Assembly line to bring metal through the wall and onto the property to stack.
Jim last on the line and the stacker.
       At the current orphanage, there is an urgent need to transport the metal framework for 27 bldgs. from the property next door to Jasmine’s property.  It will save a $700 charge for storage.  She plans to have us load the truck multiple times and unload inside the wall onto the orphanage property.  Since we have no truck, Jim suggests making a 2-foot square hole in the wall, pass the materials through to her property, form an assembly line of volunteers to pass each piece along and then Jim will stack in piles.  Everyone loves this idea since it will save time and energy and the wall will be easy to repair.  It takes about four hours.

Roadwork that keeps us detouring.
       Jasmine joins us as we drive over to the new property, on roads that seem like a maze.  Deep trenches are being dug on each side of the narrow roads leaving a sliver down the center for dump trucks of gravel to be unloaded.  We drive in and then back out of road after road, trial and error,  negotiating numerous dead ends filled with potholes, water and mud,.  We finally arrive at the site.  I ask Jim if he will remember the way tomorrow.
       The property is almost devoid of trees but has a fine view of the beach. (see top picture) The coastline is a mixture of the sublime and the wretched but the view is breathtaking from a distance.  The property is a long rectangle with the short side on the beach.  We walk the property, about 13 acres and chat with the bulldozer operator who has started the access road.  The property, formerly gardened is covered in trenches that will have to be leveled with a bulldozer.
Tractor and heavy equipment operator from Samaritan’s Purse

       Jasmine explains to Jim what she wants and where the security wall should be placed.  The pitiless sun rises to its zenith.  We are running short of water and head back for lunch.
       Next morning, I awake to the crowing of roosters and Haitian’s shouting over the fence, laughing uproariously over some inside joke.  There is a violent shift from shadow to light as the day begins.  I roll off my damp sheets, pad to the kitchen, fill the kettle and heat water for coffee.
Jim stretching the string between stakes for the footers to be dug
for the third time.

[USING THE INFORMATION]
• a. In the account of the orphanage building work, how long does passing the metal through the wall take?
• b. List every action the narrator takes on waking the next morning in the account of the orphanage building work.
• c. Pick up the account of the orphanage building work from its last line and keep writing.

[DATA SUPPLIED]
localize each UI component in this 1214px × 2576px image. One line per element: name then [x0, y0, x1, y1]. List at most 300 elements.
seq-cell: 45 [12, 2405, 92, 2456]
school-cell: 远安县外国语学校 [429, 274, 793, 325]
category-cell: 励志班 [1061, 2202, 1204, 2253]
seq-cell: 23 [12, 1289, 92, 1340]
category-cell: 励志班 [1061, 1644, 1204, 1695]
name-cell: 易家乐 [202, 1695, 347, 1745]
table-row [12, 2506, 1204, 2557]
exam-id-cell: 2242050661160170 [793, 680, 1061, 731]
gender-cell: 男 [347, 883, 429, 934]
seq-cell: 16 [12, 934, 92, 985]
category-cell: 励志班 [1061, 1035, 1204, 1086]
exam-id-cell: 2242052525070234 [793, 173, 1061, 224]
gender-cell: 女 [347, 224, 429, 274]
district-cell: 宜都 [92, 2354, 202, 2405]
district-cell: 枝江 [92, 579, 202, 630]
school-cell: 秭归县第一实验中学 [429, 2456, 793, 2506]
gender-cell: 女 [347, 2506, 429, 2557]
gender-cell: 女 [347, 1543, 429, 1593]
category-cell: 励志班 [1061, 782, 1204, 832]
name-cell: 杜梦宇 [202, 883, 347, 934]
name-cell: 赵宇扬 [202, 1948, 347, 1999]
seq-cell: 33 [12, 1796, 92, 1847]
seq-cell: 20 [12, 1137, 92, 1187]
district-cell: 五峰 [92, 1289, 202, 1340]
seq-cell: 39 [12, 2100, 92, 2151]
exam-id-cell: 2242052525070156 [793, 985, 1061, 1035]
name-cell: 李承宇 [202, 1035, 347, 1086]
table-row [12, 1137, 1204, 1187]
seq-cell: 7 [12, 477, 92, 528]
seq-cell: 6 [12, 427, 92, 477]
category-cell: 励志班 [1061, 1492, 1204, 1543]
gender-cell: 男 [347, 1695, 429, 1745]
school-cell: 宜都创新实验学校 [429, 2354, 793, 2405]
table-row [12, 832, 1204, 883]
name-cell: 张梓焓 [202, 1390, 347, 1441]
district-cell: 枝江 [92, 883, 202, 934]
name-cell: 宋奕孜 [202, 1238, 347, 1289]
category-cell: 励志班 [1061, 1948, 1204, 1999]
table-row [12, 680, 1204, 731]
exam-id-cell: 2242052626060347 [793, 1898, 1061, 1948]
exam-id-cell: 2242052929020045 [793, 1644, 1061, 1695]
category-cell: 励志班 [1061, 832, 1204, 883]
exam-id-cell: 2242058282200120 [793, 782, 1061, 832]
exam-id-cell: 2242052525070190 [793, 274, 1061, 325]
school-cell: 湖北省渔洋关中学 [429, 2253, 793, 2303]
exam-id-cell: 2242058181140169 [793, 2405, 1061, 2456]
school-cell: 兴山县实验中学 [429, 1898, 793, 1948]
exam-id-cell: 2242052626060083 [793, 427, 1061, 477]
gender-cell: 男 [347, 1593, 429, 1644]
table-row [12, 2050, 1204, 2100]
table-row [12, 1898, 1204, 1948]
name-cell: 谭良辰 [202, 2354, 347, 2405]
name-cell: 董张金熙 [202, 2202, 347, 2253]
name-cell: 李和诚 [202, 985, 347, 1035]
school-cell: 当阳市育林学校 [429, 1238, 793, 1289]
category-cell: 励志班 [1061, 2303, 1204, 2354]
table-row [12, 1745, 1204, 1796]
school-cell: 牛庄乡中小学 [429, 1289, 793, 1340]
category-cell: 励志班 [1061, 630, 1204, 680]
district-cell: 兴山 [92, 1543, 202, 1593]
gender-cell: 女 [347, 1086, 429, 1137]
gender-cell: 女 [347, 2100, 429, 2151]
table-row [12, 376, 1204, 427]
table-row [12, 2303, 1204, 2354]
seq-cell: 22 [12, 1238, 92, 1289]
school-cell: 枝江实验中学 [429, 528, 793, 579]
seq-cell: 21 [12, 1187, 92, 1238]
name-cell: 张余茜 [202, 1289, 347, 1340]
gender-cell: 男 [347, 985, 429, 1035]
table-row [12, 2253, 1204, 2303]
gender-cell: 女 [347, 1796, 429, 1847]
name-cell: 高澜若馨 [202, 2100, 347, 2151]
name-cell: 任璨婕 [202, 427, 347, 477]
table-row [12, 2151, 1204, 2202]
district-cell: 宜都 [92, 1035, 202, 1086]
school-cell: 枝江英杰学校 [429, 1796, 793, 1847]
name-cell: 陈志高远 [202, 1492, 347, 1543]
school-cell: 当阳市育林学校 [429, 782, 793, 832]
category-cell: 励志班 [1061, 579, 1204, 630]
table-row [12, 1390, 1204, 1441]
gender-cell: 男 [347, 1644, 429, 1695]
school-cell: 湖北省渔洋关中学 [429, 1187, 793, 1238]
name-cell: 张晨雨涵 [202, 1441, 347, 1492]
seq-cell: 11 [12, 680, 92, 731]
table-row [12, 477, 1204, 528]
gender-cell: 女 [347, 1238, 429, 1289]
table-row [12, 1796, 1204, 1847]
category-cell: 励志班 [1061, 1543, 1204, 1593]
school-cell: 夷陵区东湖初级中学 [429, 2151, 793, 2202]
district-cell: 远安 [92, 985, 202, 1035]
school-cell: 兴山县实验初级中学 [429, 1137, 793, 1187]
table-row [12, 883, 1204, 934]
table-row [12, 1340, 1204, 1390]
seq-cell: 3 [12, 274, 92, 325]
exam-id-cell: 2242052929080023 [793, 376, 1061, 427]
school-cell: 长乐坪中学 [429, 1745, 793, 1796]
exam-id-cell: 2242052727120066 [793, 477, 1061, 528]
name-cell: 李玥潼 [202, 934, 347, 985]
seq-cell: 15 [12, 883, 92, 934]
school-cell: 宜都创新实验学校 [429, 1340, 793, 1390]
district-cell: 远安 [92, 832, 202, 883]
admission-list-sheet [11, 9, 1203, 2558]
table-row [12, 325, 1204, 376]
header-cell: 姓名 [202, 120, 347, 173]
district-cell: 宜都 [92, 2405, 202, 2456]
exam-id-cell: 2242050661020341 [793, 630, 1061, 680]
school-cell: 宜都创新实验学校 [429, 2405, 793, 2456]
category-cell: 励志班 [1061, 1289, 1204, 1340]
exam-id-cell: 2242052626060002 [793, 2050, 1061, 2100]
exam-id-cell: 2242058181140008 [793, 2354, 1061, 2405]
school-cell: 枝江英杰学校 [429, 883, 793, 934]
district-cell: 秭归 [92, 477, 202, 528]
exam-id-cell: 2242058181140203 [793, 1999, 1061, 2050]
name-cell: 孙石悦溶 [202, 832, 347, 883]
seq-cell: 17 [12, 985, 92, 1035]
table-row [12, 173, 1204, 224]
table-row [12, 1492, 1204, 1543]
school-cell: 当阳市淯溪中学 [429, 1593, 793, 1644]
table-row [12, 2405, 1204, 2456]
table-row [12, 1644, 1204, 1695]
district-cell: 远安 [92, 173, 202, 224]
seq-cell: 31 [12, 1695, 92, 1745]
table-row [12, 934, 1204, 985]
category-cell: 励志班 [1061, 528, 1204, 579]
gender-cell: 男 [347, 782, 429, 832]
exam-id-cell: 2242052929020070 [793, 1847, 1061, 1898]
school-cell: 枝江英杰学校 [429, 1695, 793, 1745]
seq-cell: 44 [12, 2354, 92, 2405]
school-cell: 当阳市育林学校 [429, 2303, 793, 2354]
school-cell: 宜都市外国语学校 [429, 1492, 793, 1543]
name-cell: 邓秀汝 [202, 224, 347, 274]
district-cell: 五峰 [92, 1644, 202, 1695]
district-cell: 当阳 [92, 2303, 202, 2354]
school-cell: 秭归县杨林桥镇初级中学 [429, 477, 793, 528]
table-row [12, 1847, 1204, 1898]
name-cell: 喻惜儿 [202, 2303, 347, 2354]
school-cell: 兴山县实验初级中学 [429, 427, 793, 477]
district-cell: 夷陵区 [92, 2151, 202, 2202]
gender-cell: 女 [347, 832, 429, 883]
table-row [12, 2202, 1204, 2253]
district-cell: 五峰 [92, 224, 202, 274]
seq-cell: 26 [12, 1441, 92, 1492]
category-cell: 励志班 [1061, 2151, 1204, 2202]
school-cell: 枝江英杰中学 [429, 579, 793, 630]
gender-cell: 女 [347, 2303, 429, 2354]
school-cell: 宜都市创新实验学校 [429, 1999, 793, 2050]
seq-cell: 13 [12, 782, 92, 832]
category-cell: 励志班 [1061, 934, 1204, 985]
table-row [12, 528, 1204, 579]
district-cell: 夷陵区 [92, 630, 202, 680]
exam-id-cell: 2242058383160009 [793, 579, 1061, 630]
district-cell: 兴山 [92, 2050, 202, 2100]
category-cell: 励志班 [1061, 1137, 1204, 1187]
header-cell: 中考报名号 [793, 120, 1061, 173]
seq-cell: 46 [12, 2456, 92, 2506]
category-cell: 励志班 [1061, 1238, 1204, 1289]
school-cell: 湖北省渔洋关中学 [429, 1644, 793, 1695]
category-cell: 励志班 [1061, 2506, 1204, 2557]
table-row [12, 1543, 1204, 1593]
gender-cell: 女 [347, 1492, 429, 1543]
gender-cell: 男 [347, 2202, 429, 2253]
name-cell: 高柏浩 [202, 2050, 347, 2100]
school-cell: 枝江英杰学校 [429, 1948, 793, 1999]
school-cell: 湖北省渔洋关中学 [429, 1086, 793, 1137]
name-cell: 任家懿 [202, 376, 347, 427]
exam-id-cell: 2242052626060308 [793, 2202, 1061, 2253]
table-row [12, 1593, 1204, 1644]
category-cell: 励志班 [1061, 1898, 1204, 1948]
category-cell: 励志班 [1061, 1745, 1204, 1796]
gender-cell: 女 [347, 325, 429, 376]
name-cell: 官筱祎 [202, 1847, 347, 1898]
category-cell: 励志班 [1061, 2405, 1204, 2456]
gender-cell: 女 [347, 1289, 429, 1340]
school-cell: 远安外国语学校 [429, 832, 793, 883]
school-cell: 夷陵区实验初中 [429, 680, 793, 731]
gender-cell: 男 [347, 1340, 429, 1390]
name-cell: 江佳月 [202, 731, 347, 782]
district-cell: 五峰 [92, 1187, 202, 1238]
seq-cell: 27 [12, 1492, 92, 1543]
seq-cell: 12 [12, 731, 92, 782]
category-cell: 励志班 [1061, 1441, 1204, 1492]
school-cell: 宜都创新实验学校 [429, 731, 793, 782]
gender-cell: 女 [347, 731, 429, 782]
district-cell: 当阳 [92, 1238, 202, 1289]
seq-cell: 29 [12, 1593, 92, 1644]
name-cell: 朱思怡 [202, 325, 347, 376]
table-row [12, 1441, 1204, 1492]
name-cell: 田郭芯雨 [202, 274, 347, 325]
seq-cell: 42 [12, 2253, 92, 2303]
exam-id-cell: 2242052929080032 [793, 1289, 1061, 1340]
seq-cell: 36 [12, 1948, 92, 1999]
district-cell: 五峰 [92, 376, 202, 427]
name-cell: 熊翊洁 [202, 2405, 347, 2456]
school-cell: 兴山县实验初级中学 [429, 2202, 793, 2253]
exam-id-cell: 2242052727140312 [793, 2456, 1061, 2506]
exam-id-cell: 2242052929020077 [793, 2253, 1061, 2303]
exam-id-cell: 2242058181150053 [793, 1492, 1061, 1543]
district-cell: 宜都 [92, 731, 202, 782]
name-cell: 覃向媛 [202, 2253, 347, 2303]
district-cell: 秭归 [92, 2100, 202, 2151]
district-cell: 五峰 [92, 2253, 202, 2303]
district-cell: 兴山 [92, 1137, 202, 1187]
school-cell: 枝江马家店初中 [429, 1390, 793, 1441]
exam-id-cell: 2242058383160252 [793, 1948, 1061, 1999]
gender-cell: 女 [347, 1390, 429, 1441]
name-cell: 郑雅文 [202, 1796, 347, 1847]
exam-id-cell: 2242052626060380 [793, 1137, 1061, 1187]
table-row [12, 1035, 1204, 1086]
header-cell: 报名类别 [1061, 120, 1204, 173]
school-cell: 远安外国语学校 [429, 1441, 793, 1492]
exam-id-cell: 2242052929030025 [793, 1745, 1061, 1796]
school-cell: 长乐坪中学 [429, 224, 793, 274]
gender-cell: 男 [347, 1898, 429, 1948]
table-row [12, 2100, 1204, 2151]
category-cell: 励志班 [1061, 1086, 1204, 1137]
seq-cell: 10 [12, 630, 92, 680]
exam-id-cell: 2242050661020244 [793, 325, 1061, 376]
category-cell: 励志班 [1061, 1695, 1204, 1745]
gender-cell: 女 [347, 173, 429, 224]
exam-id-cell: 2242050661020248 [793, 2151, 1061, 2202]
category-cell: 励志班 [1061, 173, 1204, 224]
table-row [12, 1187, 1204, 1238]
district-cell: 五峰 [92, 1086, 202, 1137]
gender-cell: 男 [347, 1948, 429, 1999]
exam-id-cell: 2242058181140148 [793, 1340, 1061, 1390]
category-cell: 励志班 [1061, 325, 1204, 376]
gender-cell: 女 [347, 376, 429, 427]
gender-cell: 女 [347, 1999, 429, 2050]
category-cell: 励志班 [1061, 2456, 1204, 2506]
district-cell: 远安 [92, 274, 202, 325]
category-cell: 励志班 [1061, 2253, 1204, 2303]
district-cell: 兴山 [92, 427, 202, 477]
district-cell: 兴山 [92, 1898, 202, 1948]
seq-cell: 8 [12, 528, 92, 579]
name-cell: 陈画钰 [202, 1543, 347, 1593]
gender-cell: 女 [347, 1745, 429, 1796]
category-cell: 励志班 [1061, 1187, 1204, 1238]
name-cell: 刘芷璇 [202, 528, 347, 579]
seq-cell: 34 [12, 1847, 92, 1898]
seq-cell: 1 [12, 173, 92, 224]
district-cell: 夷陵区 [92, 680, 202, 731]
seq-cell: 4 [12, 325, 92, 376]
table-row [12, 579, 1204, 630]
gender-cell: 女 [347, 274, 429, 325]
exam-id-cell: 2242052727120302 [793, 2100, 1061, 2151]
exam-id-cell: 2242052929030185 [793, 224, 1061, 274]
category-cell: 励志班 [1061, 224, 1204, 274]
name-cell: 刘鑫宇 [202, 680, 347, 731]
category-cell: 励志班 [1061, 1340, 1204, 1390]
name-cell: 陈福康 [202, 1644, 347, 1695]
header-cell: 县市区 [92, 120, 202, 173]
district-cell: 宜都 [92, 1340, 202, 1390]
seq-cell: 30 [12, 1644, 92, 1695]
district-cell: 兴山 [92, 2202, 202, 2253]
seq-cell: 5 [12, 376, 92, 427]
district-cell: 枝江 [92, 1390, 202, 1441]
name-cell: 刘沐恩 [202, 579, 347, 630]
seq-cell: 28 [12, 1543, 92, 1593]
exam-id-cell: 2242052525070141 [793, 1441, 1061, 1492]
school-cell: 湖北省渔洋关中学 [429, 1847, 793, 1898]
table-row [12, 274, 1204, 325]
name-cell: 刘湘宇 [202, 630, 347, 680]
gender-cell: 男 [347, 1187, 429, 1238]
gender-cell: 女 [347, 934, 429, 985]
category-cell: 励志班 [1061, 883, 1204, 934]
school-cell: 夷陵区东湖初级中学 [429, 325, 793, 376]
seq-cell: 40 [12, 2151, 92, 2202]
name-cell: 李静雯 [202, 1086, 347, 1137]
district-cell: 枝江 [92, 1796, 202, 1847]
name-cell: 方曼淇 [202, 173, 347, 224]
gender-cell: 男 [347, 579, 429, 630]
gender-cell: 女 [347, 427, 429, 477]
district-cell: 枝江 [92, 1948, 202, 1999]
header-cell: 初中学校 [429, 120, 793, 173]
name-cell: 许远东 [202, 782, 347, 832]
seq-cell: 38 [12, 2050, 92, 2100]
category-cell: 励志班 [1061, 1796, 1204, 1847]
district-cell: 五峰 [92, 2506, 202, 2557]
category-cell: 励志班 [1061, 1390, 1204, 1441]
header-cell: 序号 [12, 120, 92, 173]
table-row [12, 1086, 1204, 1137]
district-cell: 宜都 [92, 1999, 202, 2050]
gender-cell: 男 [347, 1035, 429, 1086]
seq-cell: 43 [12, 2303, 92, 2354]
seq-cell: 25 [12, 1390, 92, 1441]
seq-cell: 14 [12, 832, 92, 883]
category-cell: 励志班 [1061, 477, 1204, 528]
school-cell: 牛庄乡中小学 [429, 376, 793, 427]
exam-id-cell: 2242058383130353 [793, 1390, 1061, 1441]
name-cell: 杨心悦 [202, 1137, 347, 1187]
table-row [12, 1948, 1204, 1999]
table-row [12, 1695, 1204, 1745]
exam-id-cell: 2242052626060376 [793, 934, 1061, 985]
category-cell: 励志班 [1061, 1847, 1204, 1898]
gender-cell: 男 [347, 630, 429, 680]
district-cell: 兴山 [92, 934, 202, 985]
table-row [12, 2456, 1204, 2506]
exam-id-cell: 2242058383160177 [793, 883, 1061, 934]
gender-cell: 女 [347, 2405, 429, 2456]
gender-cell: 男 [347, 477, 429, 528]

[TASK RESULTS]
• a. About four hours.

• b. Rolls off the damp sheets, pads to the kitchen, fills the kettle, heats water for coffee.

• c.
        The day pans out much as the one before with much accomplished and string stretched again from the stakes for the wall.  Heading back to headquarters, Jim accidentally hits a dog that runs in front of him.   Haitian’s drive with total disregard for the reality of death.  You have to drive the same in self-defense if you dare to drive at all.  Generally, dogs are not domestic in Haiti, but are small feral looking mongrels, with pointed snouts, all ribs and yellow eyes.  They are not wild, but don’t elicit much regard among Haitians.  Still, you don’t stop on the road in Leogane when something like this happens, lest a stoning or some unsolicited third world development occurs.
       Jim is rolling out more string from his stakes that were also pulled out during the night for the rest of the footer trench.
Standing on the new road into the orphanage on the property.
       We have settled into a rhythm and each day seems filled with hope and sometimes despair, but overall things are going well.  Below you can see that by Day 12, the road is in, the footer is 2/3 dug.
       Next week 20 trucks of cement, 20 of Gravel, and 3 trucks of sand will be ordered for the wall, also 3 of each for the columns.
Mario who broke his foot when his
motorcycle overturned.  He is from
Cartagena, Columbia and is staff.
 Every day is a series of events such as Mario, house staff from Cartagena, Columbia breaking his foot on Sunday when the motorcycle falls on it, vehicles stranded, a lady failing to give us change and me losing it completely…the frustrations piling up…the daily hurdles magnified by the heat, but some victories too, including attitude adjustments orchestrated by GOD.  



Jim loading everything to take back for the night so it won’t be stolen.